Source:
DROITS DE L'HOMME. Tous les hommes dans la société sont libres, puisque la liberté de chacun ne doit être restreinte que par les Loix faites par lui. Tous les hommes sont égaux, puisque tous sont tenus d'obéir à la Loi: qu'elle doit contre la violence sa protection également à tous, sans faire exception de personne. mais ces Loix doivent être faites par les Nations & non par les Princes, qui ne sont que ses Officiers. les Rois ont passé leurs pouvoirs, lorsqu'ils ont réunis les fonctions incompatibles de Législateurs avec celles d'exécuteurs des volontés des Nations, qui seules leur appartenoient.

Parmi les Anciens comme parmi les Modernes, ce sont les Rois qui, par intérêt, ont fait des exceptions à ces Loix, en créant des patriciens, des Privilégiés, des Nobles, exceptés héréditairement de certaines Loix générales. Ces distinctions étoient nécessaires aux Princes pour se faire des créatures, pour soutenir leurs usurpations des droits des Peuples & continuer à les asservir.

Que les Nations ne s'y trompent pas, on dit aux Princes que le meilleur moyen d'être absolu est de se faire aimer de leurs Peuples. La puissance qui vient de l'amour des Peuples est sans doute la plus grande, mais elle est précaire & conditionnelle; jamais les Rois ne s'en contenteront s'ils n'y sont contraints. Un Sermoneur politique aura beau dire aux Rois que la force du peuple étant la leur, leur plus grand intérêt est que le Peuple soit nombreux & redoutable; ils sçavent très-bien que cela n'est pas vrai, que leur intérêt personnel est que le Peuple soit faible, misérable, afin qu'il ne puisse jamais leur résister.

J'avoue que ces maximes seroient très-vraies à l'égard des Princes, dominés par le seul amour du bien public; mais comme il en est des Rois ainsi que des autres hommes, que l'intérêt général est presque toujours secondaire, lorsqu'il est en concurrence avec l'intérêt particulier, il est naturel que les Princes, si on n'y met obstacle, donnent toujours la préférence à la maxime qui leur est la plus immédiatement utile; c'est ce que Machiavel a fait voir avec évidence. cet Auteur étoit un honnête homme & un bon citoyen. En feignant de donner des leçons aux Rois, il en a donné de grandes aux Peuples. Le Prince de Machiavel est le Livre des Républicains.

On dit aux Peuples que les Rois, possédant par droit de conquête, doivent être obéis. Premièrement, le droit de la guerre ou du plus fort, n'est pas plus un droit que le pistolet d'un brigand qui me contraint de lui donner ma bourse. Une force ne fait pas droit. On n'est tenu d'obéir qu'aux Puissances légitimes.

Segment de données:
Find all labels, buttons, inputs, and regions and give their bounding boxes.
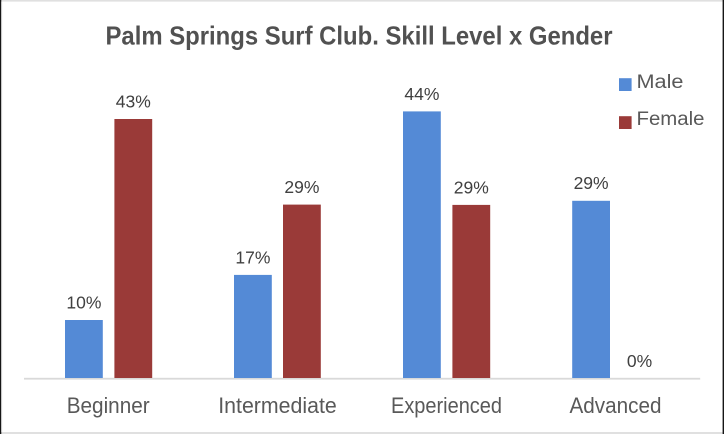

Consigne:
Répondez aux questions suivantes à partir du texte sur les droits de l'homme.
1. Selon ce texte, par qui les lois doivent-elles être faites ?
2. Quel livre y est appelé « le Livre des Républicains » ?
3. À quoi le texte compare-t-il le droit de la guerre ou du plus fort ?

Résultat final:
1. Par les Nations, et non par les Princes.
2. Le Prince de Machiavel.
3. Au pistolet d'un brigand qui me contraint de lui donner ma bourse.